__SET EXERCISE__
Repeat what the lines below say, word for word, and skip every image.
━━━━
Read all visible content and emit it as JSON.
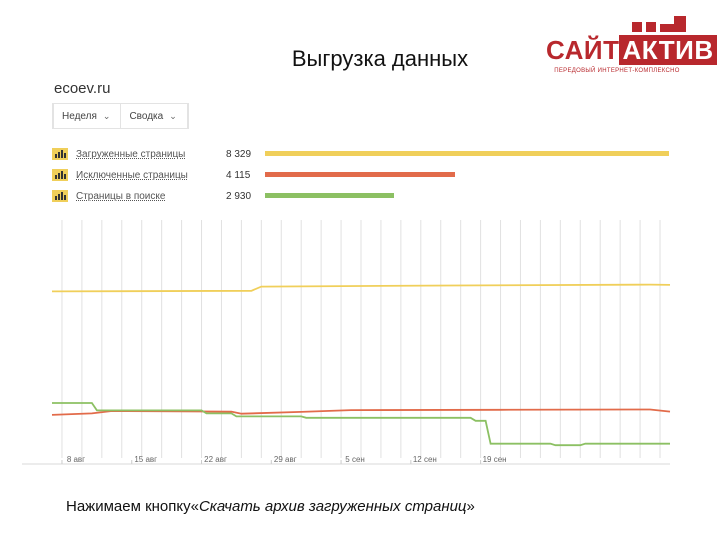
{
  "slide": {
    "title": "Выгрузка данных",
    "caption_prefix": "Нажимаем кнопку«",
    "caption_quote": "Скачать архив загруженных страниц",
    "caption_suffix": "»"
  },
  "logo": {
    "part1": "САЙТ",
    "part2": "АКТИВ",
    "subtitle": "ПЕРЕДОВЫЙ ИНТЕРНЕТ-КОМПЛЕКСНО"
  },
  "site": {
    "name": "ecoev.ru"
  },
  "filters": [
    {
      "label": "Неделя"
    },
    {
      "label": "Сводка"
    }
  ],
  "colors": {
    "loaded": "#f0cf5a",
    "excluded": "#e26b4a",
    "in_search": "#8cc063",
    "grid": "#e1e1e1",
    "brand": "#b8282d"
  },
  "metrics": [
    {
      "label": "Загруженные страницы",
      "value": "8 329",
      "color": "#f0cf5a",
      "fraction": 1.0
    },
    {
      "label": "Исключенные страницы",
      "value": "4 115",
      "color": "#e26b4a",
      "fraction": 0.47
    },
    {
      "label": "Страницы в поиске",
      "value": "2 930",
      "color": "#8cc063",
      "fraction": 0.32
    }
  ],
  "chart_data": {
    "type": "line",
    "x_tick_labels": [
      "8 авг",
      "15 авг",
      "22 авг",
      "29 авг",
      "5 сен",
      "12 сен",
      "19 сен"
    ],
    "series": [
      {
        "name": "Загруженные страницы",
        "color": "#f0cf5a",
        "points": [
          [
            0,
            8100
          ],
          [
            20,
            8120
          ],
          [
            21,
            8260
          ],
          [
            40,
            8300
          ],
          [
            60,
            8329
          ],
          [
            62,
            8320
          ]
        ]
      },
      {
        "name": "Исключенные страницы",
        "color": "#e26b4a",
        "points": [
          [
            0,
            3950
          ],
          [
            4,
            4000
          ],
          [
            6,
            4080
          ],
          [
            18,
            4060
          ],
          [
            19,
            3990
          ],
          [
            25,
            4050
          ],
          [
            30,
            4110
          ],
          [
            45,
            4120
          ],
          [
            60,
            4130
          ],
          [
            62,
            4060
          ]
        ]
      },
      {
        "name": "Страницы в поиске",
        "color": "#8cc063",
        "points": [
          [
            0,
            4350
          ],
          [
            4,
            4350
          ],
          [
            4.5,
            4100
          ],
          [
            15,
            4100
          ],
          [
            15.5,
            4000
          ],
          [
            18,
            4000
          ],
          [
            18.5,
            3900
          ],
          [
            25,
            3900
          ],
          [
            25.5,
            3850
          ],
          [
            42,
            3850
          ],
          [
            42.5,
            3750
          ],
          [
            43.5,
            3750
          ],
          [
            44,
            2980
          ],
          [
            50,
            2980
          ],
          [
            50.5,
            2930
          ],
          [
            53,
            2930
          ],
          [
            53.5,
            2980
          ],
          [
            62,
            2980
          ]
        ]
      }
    ],
    "x_range": [
      0,
      62
    ],
    "y_range": [
      2500,
      10500
    ],
    "grid": true
  }
}
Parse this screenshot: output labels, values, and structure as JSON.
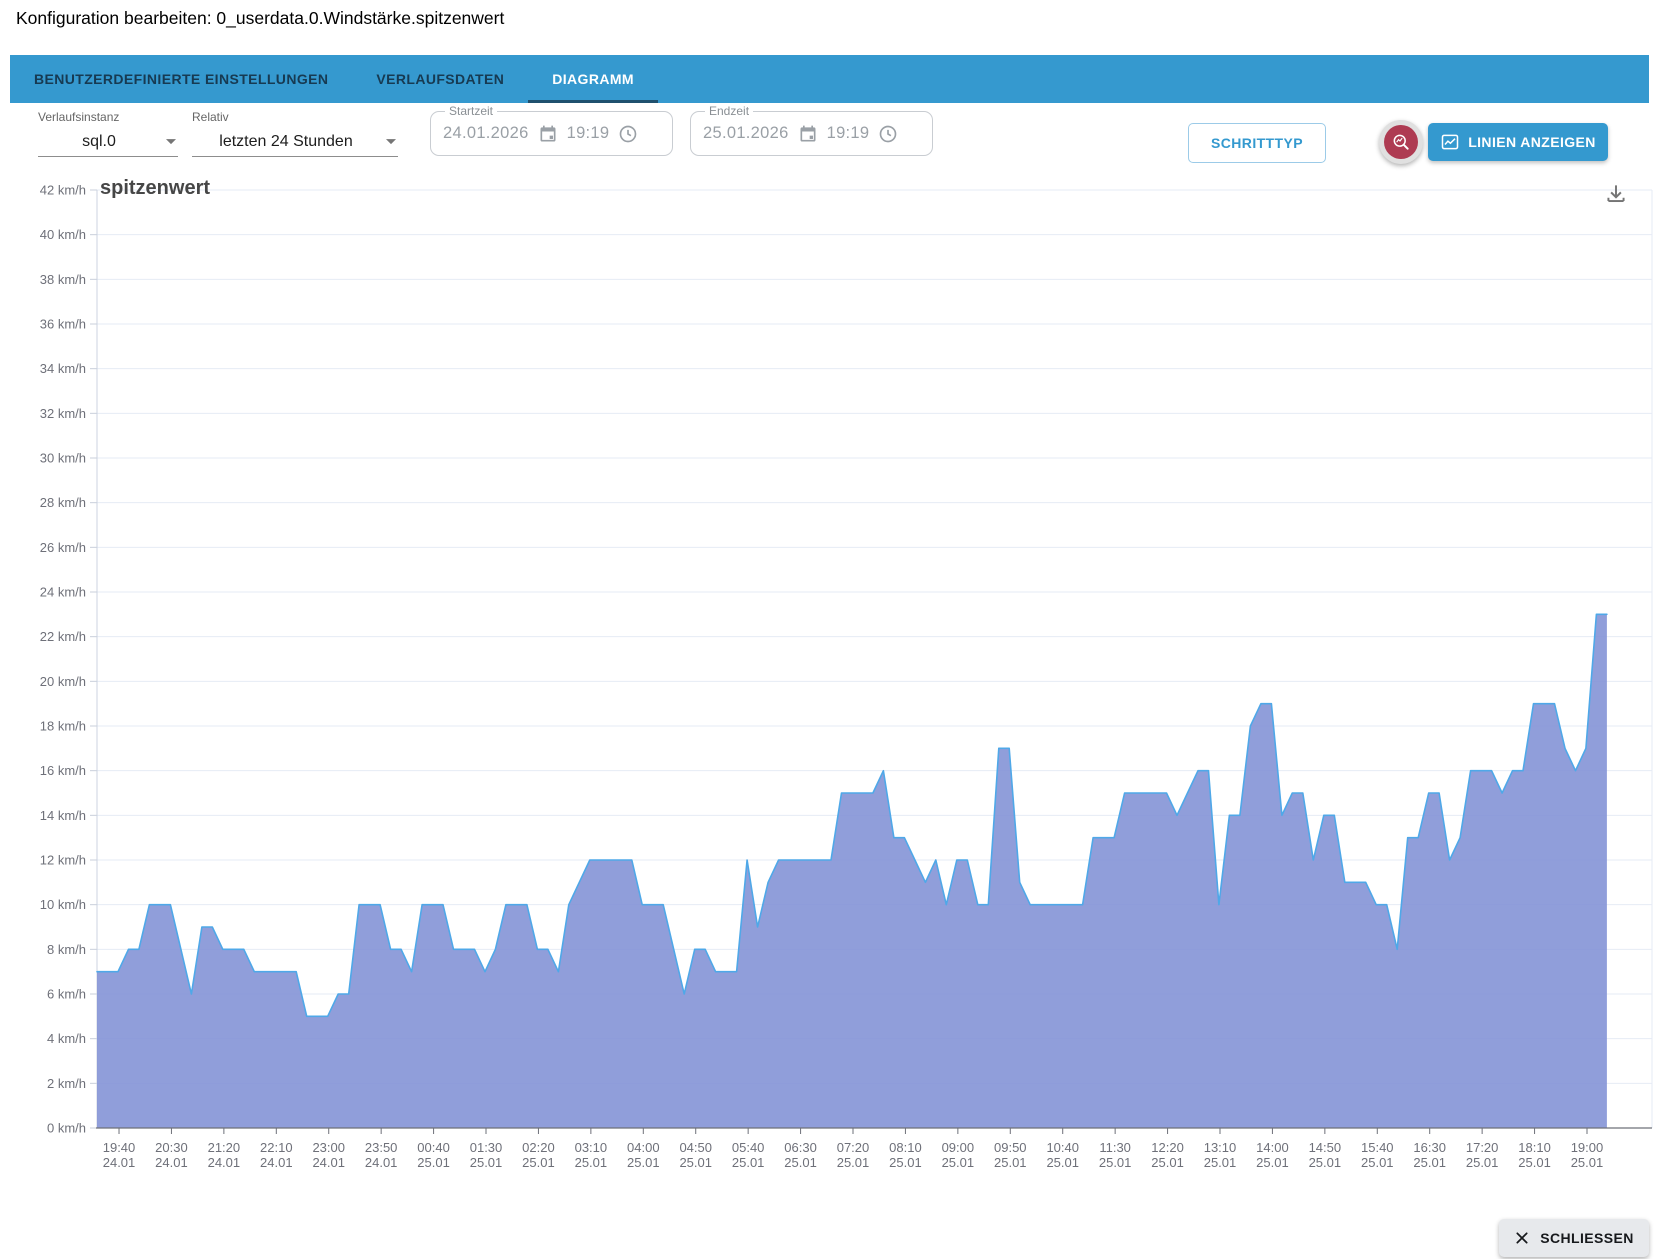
━━━━
__RESULT OF THIS TASK__
Read all visible content and emit it as JSON.
{
  "slide": {
    "title": "Выгрузка данных",
    "caption_prefix": "Нажимаем кнопку«",
    "caption_quote": "Скачать архив загруженных страниц",
    "caption_suffix": "»"
  },
  "logo": {
    "part1": "САЙТ",
    "part2": "АКТИВ",
    "subtitle": "ПЕРЕДОВЫЙ ИНТЕРНЕТ-КОМПЛЕКСНО"
  },
  "site": {
    "name": "ecoev.ru"
  },
  "filters": [
    {
      "label": "Неделя"
    },
    {
      "label": "Сводка"
    }
  ],
  "colors": {
    "loaded": "#f0cf5a",
    "excluded": "#e26b4a",
    "in_search": "#8cc063",
    "grid": "#e1e1e1",
    "brand": "#b8282d"
  },
  "metrics": [
    {
      "label": "Загруженные страницы",
      "value": "8 329",
      "color": "#f0cf5a",
      "fraction": 1.0
    },
    {
      "label": "Исключенные страницы",
      "value": "4 115",
      "color": "#e26b4a",
      "fraction": 0.47
    },
    {
      "label": "Страницы в поиске",
      "value": "2 930",
      "color": "#8cc063",
      "fraction": 0.32
    }
  ],
  "chart_data": {
    "type": "line",
    "x_tick_labels": [
      "8 авг",
      "15 авг",
      "22 авг",
      "29 авг",
      "5 сен",
      "12 сен",
      "19 сен"
    ],
    "series": [
      {
        "name": "Загруженные страницы",
        "color": "#f0cf5a",
        "points": [
          [
            0,
            8100
          ],
          [
            20,
            8120
          ],
          [
            21,
            8260
          ],
          [
            40,
            8300
          ],
          [
            60,
            8329
          ],
          [
            62,
            8320
          ]
        ]
      },
      {
        "name": "Исключенные страницы",
        "color": "#e26b4a",
        "points": [
          [
            0,
            3950
          ],
          [
            4,
            4000
          ],
          [
            6,
            4080
          ],
          [
            18,
            4060
          ],
          [
            19,
            3990
          ],
          [
            25,
            4050
          ],
          [
            30,
            4110
          ],
          [
            45,
            4120
          ],
          [
            60,
            4130
          ],
          [
            62,
            4060
          ]
        ]
      },
      {
        "name": "Страницы в поиске",
        "color": "#8cc063",
        "points": [
          [
            0,
            4350
          ],
          [
            4,
            4350
          ],
          [
            4.5,
            4100
          ],
          [
            15,
            4100
          ],
          [
            15.5,
            4000
          ],
          [
            18,
            4000
          ],
          [
            18.5,
            3900
          ],
          [
            25,
            3900
          ],
          [
            25.5,
            3850
          ],
          [
            42,
            3850
          ],
          [
            42.5,
            3750
          ],
          [
            43.5,
            3750
          ],
          [
            44,
            2980
          ],
          [
            50,
            2980
          ],
          [
            50.5,
            2930
          ],
          [
            53,
            2930
          ],
          [
            53.5,
            2980
          ],
          [
            62,
            2980
          ]
        ]
      }
    ],
    "x_range": [
      0,
      62
    ],
    "y_range": [
      2500,
      10500
    ],
    "grid": true
  }
}
Parse this screenshot: output labels, values, and structure as JSON.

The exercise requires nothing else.